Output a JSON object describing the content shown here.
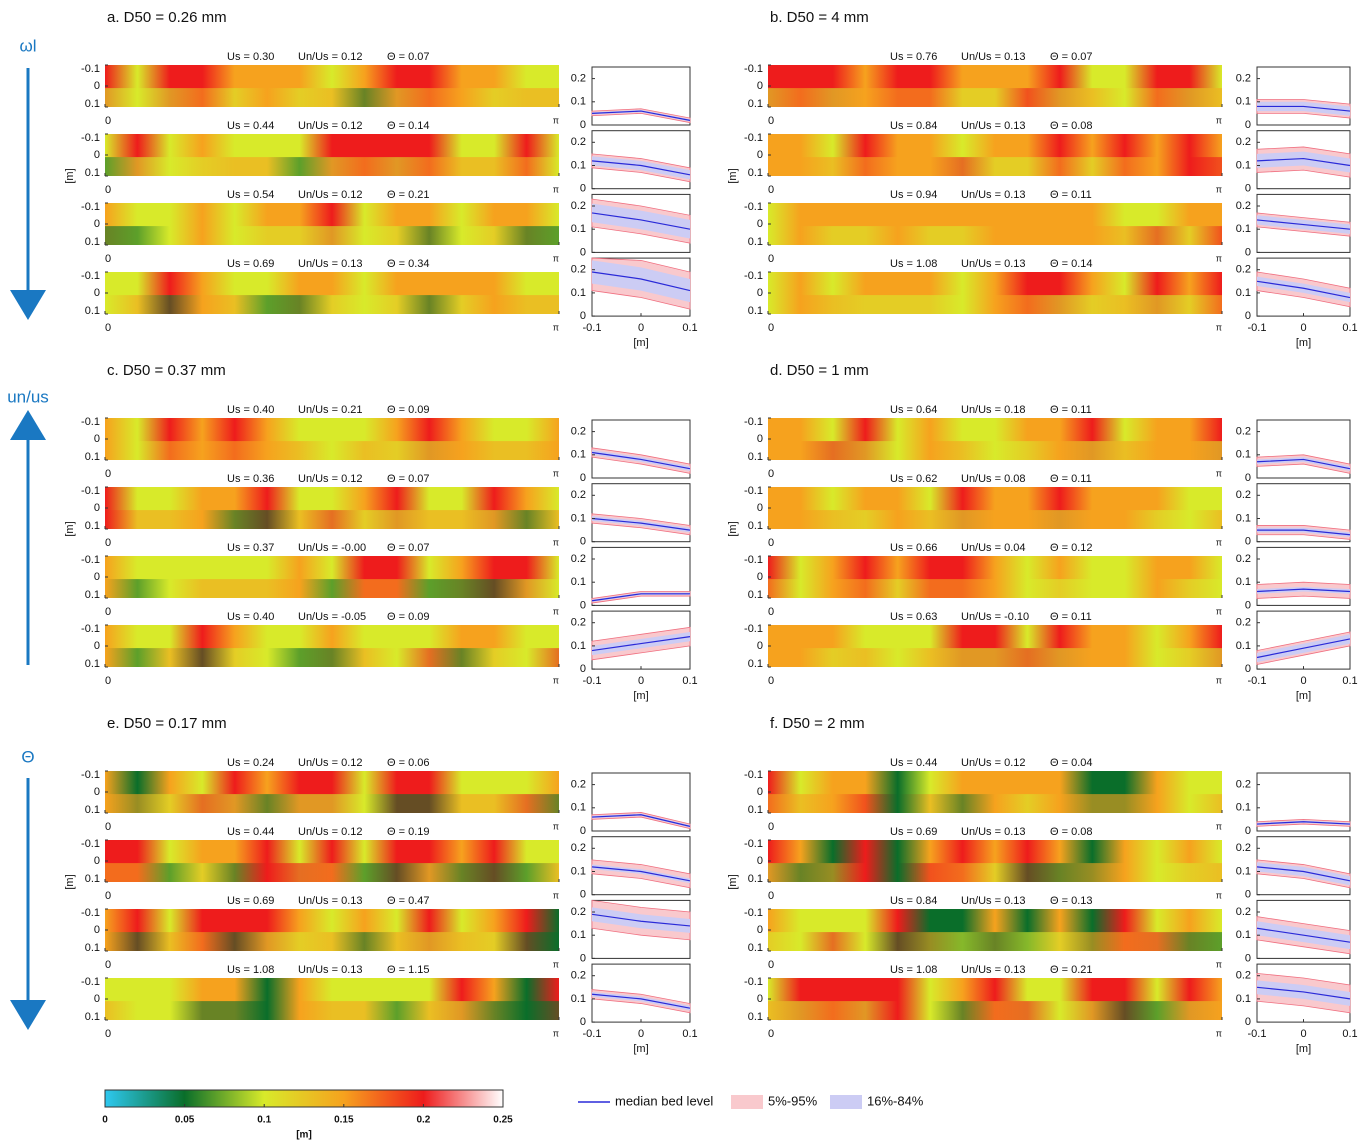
{
  "chart_data": {
    "type": "bed-level-panels",
    "axis_labels": [
      "ωl",
      "un/us",
      "Θ"
    ],
    "heatmap_axes": {
      "ylim": [
        -0.1,
        0.1
      ],
      "yticks": [
        -0.1,
        0,
        0.1
      ],
      "xlim": [
        0,
        3.1416
      ],
      "xticks": [
        0,
        {
          "value": 3.1416,
          "label": "π"
        }
      ],
      "ylabel": "[m]"
    },
    "profile_axes": {
      "x": [
        -0.1,
        0,
        0.1
      ],
      "xlim": [
        -0.1,
        0.1
      ],
      "xticks": [
        -0.1,
        0,
        0.1
      ],
      "ylim": [
        0,
        0.25
      ],
      "yticks": [
        0,
        0.1,
        0.2
      ],
      "xlabel": "[m]"
    },
    "legend": [
      {
        "name": "median bed level",
        "color": "#2a2ad8"
      },
      {
        "name": "5%-95%",
        "color": "#f9c9cd"
      },
      {
        "name": "16%-84%",
        "color": "#ccccf4"
      }
    ],
    "colorbar": {
      "ticks": [
        0,
        0.05,
        0.1,
        0.15,
        0.2,
        0.25
      ],
      "colors": [
        "#2ec8f0",
        "#0a6e2a",
        "#d8ea2a",
        "#f6a21e",
        "#ee1c1c",
        "#ffffff"
      ],
      "label": "[m]"
    },
    "panels": [
      {
        "title": "a. D50 = 0.26 mm",
        "rows": [
          {
            "texts": [
              "Us = 0.30",
              "Un/Us = 0.12",
              "Θ = 0.07"
            ],
            "median": [
              0.05,
              0.06,
              0.02
            ],
            "p16": [
              0.045,
              0.055,
              0.015
            ],
            "p84": [
              0.055,
              0.065,
              0.025
            ],
            "p5": [
              0.04,
              0.05,
              0.01
            ],
            "p95": [
              0.06,
              0.07,
              0.03
            ]
          },
          {
            "texts": [
              "Us = 0.44",
              "Un/Us = 0.12",
              "Θ = 0.14"
            ],
            "median": [
              0.12,
              0.1,
              0.06
            ],
            "p16": [
              0.1,
              0.08,
              0.04
            ],
            "p84": [
              0.14,
              0.12,
              0.08
            ],
            "p5": [
              0.09,
              0.07,
              0.03
            ],
            "p95": [
              0.15,
              0.13,
              0.09
            ]
          },
          {
            "texts": [
              "Us = 0.54",
              "Un/Us = 0.12",
              "Θ = 0.21"
            ],
            "median": [
              0.17,
              0.14,
              0.1
            ],
            "p16": [
              0.13,
              0.1,
              0.06
            ],
            "p84": [
              0.21,
              0.18,
              0.14
            ],
            "p5": [
              0.11,
              0.08,
              0.04
            ],
            "p95": [
              0.23,
              0.2,
              0.16
            ]
          },
          {
            "texts": [
              "Us = 0.69",
              "Un/Us = 0.13",
              "Θ = 0.34"
            ],
            "median": [
              0.19,
              0.16,
              0.11
            ],
            "p16": [
              0.14,
              0.11,
              0.06
            ],
            "p84": [
              0.24,
              0.21,
              0.16
            ],
            "p5": [
              0.11,
              0.08,
              0.03
            ],
            "p95": [
              0.25,
              0.24,
              0.19
            ]
          }
        ]
      },
      {
        "title": "b. D50 = 4 mm",
        "rows": [
          {
            "texts": [
              "Us = 0.76",
              "Un/Us = 0.13",
              "Θ = 0.07"
            ],
            "median": [
              0.08,
              0.08,
              0.06
            ],
            "p16": [
              0.06,
              0.06,
              0.04
            ],
            "p84": [
              0.1,
              0.1,
              0.08
            ],
            "p5": [
              0.05,
              0.05,
              0.03
            ],
            "p95": [
              0.11,
              0.11,
              0.09
            ]
          },
          {
            "texts": [
              "Us = 0.84",
              "Un/Us = 0.13",
              "Θ = 0.08"
            ],
            "median": [
              0.12,
              0.13,
              0.1
            ],
            "p16": [
              0.09,
              0.1,
              0.07
            ],
            "p84": [
              0.15,
              0.16,
              0.13
            ],
            "p5": [
              0.07,
              0.08,
              0.05
            ],
            "p95": [
              0.17,
              0.18,
              0.15
            ]
          },
          {
            "texts": [
              "Us = 0.94",
              "Un/Us = 0.13",
              "Θ = 0.11"
            ],
            "median": [
              0.14,
              0.12,
              0.1
            ],
            "p16": [
              0.12,
              0.1,
              0.08
            ],
            "p84": [
              0.16,
              0.14,
              0.12
            ],
            "p5": [
              0.11,
              0.09,
              0.07
            ],
            "p95": [
              0.17,
              0.15,
              0.13
            ]
          },
          {
            "texts": [
              "Us = 1.08",
              "Un/Us = 0.13",
              "Θ = 0.14"
            ],
            "median": [
              0.15,
              0.12,
              0.08
            ],
            "p16": [
              0.13,
              0.1,
              0.06
            ],
            "p84": [
              0.17,
              0.14,
              0.1
            ],
            "p5": [
              0.11,
              0.08,
              0.04
            ],
            "p95": [
              0.19,
              0.16,
              0.12
            ]
          }
        ]
      },
      {
        "title": "c. D50 = 0.37 mm",
        "rows": [
          {
            "texts": [
              "Us = 0.40",
              "Un/Us = 0.21",
              "Θ = 0.09"
            ],
            "median": [
              0.11,
              0.08,
              0.04
            ],
            "p16": [
              0.1,
              0.07,
              0.03
            ],
            "p84": [
              0.12,
              0.09,
              0.05
            ],
            "p5": [
              0.09,
              0.06,
              0.02
            ],
            "p95": [
              0.13,
              0.1,
              0.06
            ]
          },
          {
            "texts": [
              "Us = 0.36",
              "Un/Us = 0.12",
              "Θ = 0.07"
            ],
            "median": [
              0.1,
              0.08,
              0.05
            ],
            "p16": [
              0.09,
              0.07,
              0.04
            ],
            "p84": [
              0.11,
              0.09,
              0.06
            ],
            "p5": [
              0.08,
              0.06,
              0.03
            ],
            "p95": [
              0.12,
              0.1,
              0.07
            ]
          },
          {
            "texts": [
              "Us = 0.37",
              "Un/Us = -0.00",
              "Θ = 0.07"
            ],
            "median": [
              0.02,
              0.05,
              0.05
            ],
            "p16": [
              0.015,
              0.045,
              0.045
            ],
            "p84": [
              0.025,
              0.055,
              0.055
            ],
            "p5": [
              0.01,
              0.04,
              0.04
            ],
            "p95": [
              0.03,
              0.06,
              0.06
            ]
          },
          {
            "texts": [
              "Us = 0.40",
              "Un/Us = -0.05",
              "Θ = 0.09"
            ],
            "median": [
              0.08,
              0.11,
              0.14
            ],
            "p16": [
              0.06,
              0.09,
              0.12
            ],
            "p84": [
              0.1,
              0.13,
              0.16
            ],
            "p5": [
              0.04,
              0.07,
              0.1
            ],
            "p95": [
              0.12,
              0.15,
              0.18
            ]
          }
        ]
      },
      {
        "title": "d. D50 = 1 mm",
        "rows": [
          {
            "texts": [
              "Us = 0.64",
              "Un/Us = 0.18",
              "Θ = 0.11"
            ],
            "median": [
              0.07,
              0.08,
              0.04
            ],
            "p16": [
              0.06,
              0.07,
              0.03
            ],
            "p84": [
              0.08,
              0.09,
              0.05
            ],
            "p5": [
              0.05,
              0.06,
              0.02
            ],
            "p95": [
              0.09,
              0.1,
              0.06
            ]
          },
          {
            "texts": [
              "Us = 0.62",
              "Un/Us = 0.08",
              "Θ = 0.11"
            ],
            "median": [
              0.05,
              0.05,
              0.03
            ],
            "p16": [
              0.04,
              0.04,
              0.02
            ],
            "p84": [
              0.06,
              0.06,
              0.04
            ],
            "p5": [
              0.03,
              0.03,
              0.01
            ],
            "p95": [
              0.07,
              0.07,
              0.05
            ]
          },
          {
            "texts": [
              "Us = 0.66",
              "Un/Us = 0.04",
              "Θ = 0.12"
            ],
            "median": [
              0.06,
              0.07,
              0.06
            ],
            "p16": [
              0.05,
              0.06,
              0.05
            ],
            "p84": [
              0.07,
              0.08,
              0.07
            ],
            "p5": [
              0.03,
              0.04,
              0.03
            ],
            "p95": [
              0.09,
              0.1,
              0.09
            ]
          },
          {
            "texts": [
              "Us = 0.63",
              "Un/Us = -0.10",
              "Θ = 0.11"
            ],
            "median": [
              0.05,
              0.09,
              0.13
            ],
            "p16": [
              0.03,
              0.07,
              0.11
            ],
            "p84": [
              0.07,
              0.11,
              0.15
            ],
            "p5": [
              0.02,
              0.06,
              0.1
            ],
            "p95": [
              0.08,
              0.12,
              0.16
            ]
          }
        ]
      },
      {
        "title": "e. D50 = 0.17 mm",
        "rows": [
          {
            "texts": [
              "Us = 0.24",
              "Un/Us = 0.12",
              "Θ = 0.06"
            ],
            "median": [
              0.06,
              0.07,
              0.02
            ],
            "p16": [
              0.055,
              0.065,
              0.015
            ],
            "p84": [
              0.065,
              0.075,
              0.025
            ],
            "p5": [
              0.05,
              0.06,
              0.01
            ],
            "p95": [
              0.07,
              0.08,
              0.03
            ]
          },
          {
            "texts": [
              "Us = 0.44",
              "Un/Us = 0.12",
              "Θ = 0.19"
            ],
            "median": [
              0.12,
              0.1,
              0.06
            ],
            "p16": [
              0.11,
              0.09,
              0.05
            ],
            "p84": [
              0.13,
              0.11,
              0.07
            ],
            "p5": [
              0.09,
              0.07,
              0.03
            ],
            "p95": [
              0.15,
              0.13,
              0.09
            ]
          },
          {
            "texts": [
              "Us = 0.69",
              "Un/Us = 0.13",
              "Θ = 0.47"
            ],
            "median": [
              0.19,
              0.16,
              0.14
            ],
            "p16": [
              0.16,
              0.13,
              0.11
            ],
            "p84": [
              0.22,
              0.19,
              0.17
            ],
            "p5": [
              0.13,
              0.1,
              0.08
            ],
            "p95": [
              0.25,
              0.22,
              0.2
            ]
          },
          {
            "texts": [
              "Us = 1.08",
              "Un/Us = 0.13",
              "Θ = 1.15"
            ],
            "median": [
              0.12,
              0.1,
              0.06
            ],
            "p16": [
              0.11,
              0.09,
              0.05
            ],
            "p84": [
              0.13,
              0.11,
              0.07
            ],
            "p5": [
              0.1,
              0.08,
              0.04
            ],
            "p95": [
              0.14,
              0.12,
              0.08
            ]
          }
        ]
      },
      {
        "title": "f. D50 = 2 mm",
        "rows": [
          {
            "texts": [
              "Us = 0.44",
              "Un/Us = 0.12",
              "Θ = 0.04"
            ],
            "median": [
              0.03,
              0.04,
              0.03
            ],
            "p16": [
              0.025,
              0.035,
              0.025
            ],
            "p84": [
              0.035,
              0.045,
              0.035
            ],
            "p5": [
              0.02,
              0.03,
              0.02
            ],
            "p95": [
              0.04,
              0.05,
              0.04
            ]
          },
          {
            "texts": [
              "Us = 0.69",
              "Un/Us = 0.13",
              "Θ = 0.08"
            ],
            "median": [
              0.12,
              0.1,
              0.06
            ],
            "p16": [
              0.1,
              0.08,
              0.04
            ],
            "p84": [
              0.14,
              0.12,
              0.08
            ],
            "p5": [
              0.09,
              0.07,
              0.03
            ],
            "p95": [
              0.15,
              0.13,
              0.09
            ]
          },
          {
            "texts": [
              "Us = 0.84",
              "Un/Us = 0.13",
              "Θ = 0.13"
            ],
            "median": [
              0.13,
              0.1,
              0.07
            ],
            "p16": [
              0.1,
              0.07,
              0.04
            ],
            "p84": [
              0.16,
              0.13,
              0.1
            ],
            "p5": [
              0.08,
              0.05,
              0.02
            ],
            "p95": [
              0.18,
              0.15,
              0.12
            ]
          },
          {
            "texts": [
              "Us = 1.08",
              "Un/Us = 0.13",
              "Θ = 0.21"
            ],
            "median": [
              0.15,
              0.13,
              0.1
            ],
            "p16": [
              0.12,
              0.1,
              0.07
            ],
            "p84": [
              0.18,
              0.16,
              0.13
            ],
            "p5": [
              0.09,
              0.07,
              0.04
            ],
            "p95": [
              0.21,
              0.19,
              0.16
            ]
          }
        ]
      }
    ]
  }
}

_Required task_
Reproduce each line of the entries in which the word "level" is found.

_Expected answer_
    "type": "bed-level-panels",
        "name": "median bed level",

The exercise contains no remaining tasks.